(Given problem) Draw out every line with the word "EVENTS" from the listing below.

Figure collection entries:

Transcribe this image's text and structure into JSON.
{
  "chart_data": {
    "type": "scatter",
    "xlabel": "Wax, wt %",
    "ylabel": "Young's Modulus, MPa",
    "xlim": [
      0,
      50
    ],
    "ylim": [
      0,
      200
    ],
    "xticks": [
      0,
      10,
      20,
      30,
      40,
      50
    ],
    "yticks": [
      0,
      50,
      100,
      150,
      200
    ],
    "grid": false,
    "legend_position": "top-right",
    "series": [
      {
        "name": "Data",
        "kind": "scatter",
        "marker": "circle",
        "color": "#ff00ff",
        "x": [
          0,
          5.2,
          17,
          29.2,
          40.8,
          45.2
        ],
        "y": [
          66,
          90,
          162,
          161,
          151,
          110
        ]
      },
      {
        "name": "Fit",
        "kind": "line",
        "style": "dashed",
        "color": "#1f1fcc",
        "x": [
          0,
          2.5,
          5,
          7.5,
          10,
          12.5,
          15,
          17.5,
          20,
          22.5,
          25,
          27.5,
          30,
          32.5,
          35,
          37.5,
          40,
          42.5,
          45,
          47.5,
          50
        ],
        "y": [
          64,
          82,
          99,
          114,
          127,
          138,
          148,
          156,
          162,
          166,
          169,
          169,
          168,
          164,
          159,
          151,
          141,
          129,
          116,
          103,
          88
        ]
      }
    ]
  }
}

* * *

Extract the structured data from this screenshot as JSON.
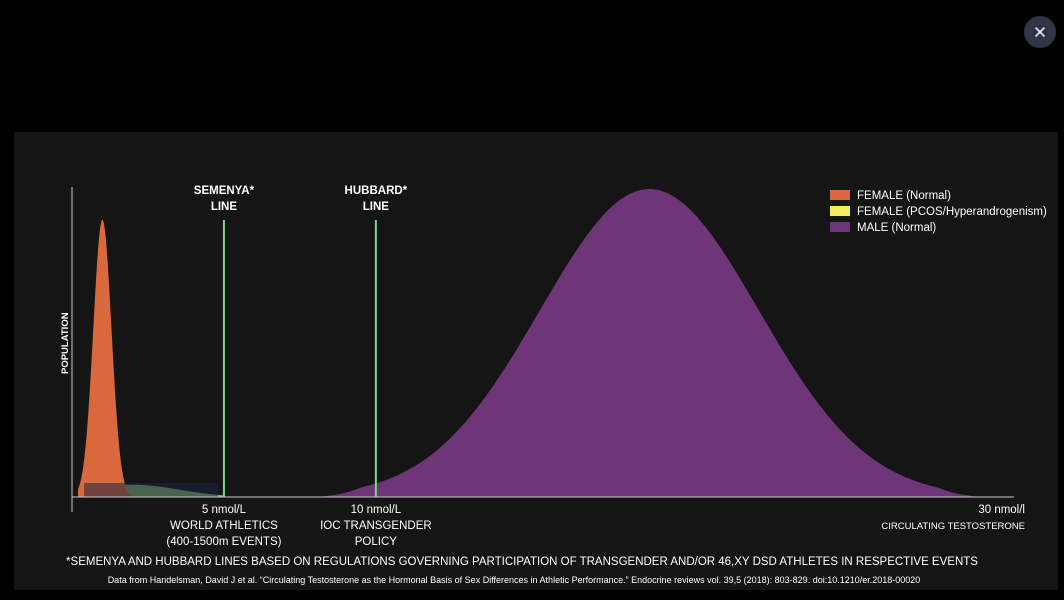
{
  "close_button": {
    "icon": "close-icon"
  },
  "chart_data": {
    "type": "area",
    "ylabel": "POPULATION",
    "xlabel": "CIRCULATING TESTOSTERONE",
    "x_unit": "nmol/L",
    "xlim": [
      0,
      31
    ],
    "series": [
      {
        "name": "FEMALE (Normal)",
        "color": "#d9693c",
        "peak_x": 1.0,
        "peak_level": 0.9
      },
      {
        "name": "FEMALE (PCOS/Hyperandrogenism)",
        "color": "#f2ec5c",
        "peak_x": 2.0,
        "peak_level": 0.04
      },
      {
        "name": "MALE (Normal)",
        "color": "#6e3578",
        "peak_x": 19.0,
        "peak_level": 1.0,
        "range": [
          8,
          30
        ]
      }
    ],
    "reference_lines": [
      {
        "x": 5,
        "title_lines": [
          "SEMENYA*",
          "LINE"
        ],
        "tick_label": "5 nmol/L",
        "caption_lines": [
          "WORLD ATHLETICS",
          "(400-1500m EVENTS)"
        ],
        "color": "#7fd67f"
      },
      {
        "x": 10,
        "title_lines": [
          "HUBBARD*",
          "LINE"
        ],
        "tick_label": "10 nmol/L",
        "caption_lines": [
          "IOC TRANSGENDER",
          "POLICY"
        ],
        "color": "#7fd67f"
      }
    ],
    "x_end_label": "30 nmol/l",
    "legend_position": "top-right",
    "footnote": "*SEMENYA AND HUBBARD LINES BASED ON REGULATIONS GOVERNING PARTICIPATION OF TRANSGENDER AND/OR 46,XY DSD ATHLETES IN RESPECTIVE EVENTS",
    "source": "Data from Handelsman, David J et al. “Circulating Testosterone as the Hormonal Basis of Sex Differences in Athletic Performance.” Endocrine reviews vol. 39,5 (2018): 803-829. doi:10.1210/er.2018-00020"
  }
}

(Answer to the problem)
          "(400-1500m EVENTS)"
    "footnote": "*SEMENYA AND HUBBARD LINES BASED ON REGULATIONS GOVERNING PARTICIPATION OF TRANSGENDER AND/OR 46,XY DSD ATHLETES IN RESPECTIVE EVENTS",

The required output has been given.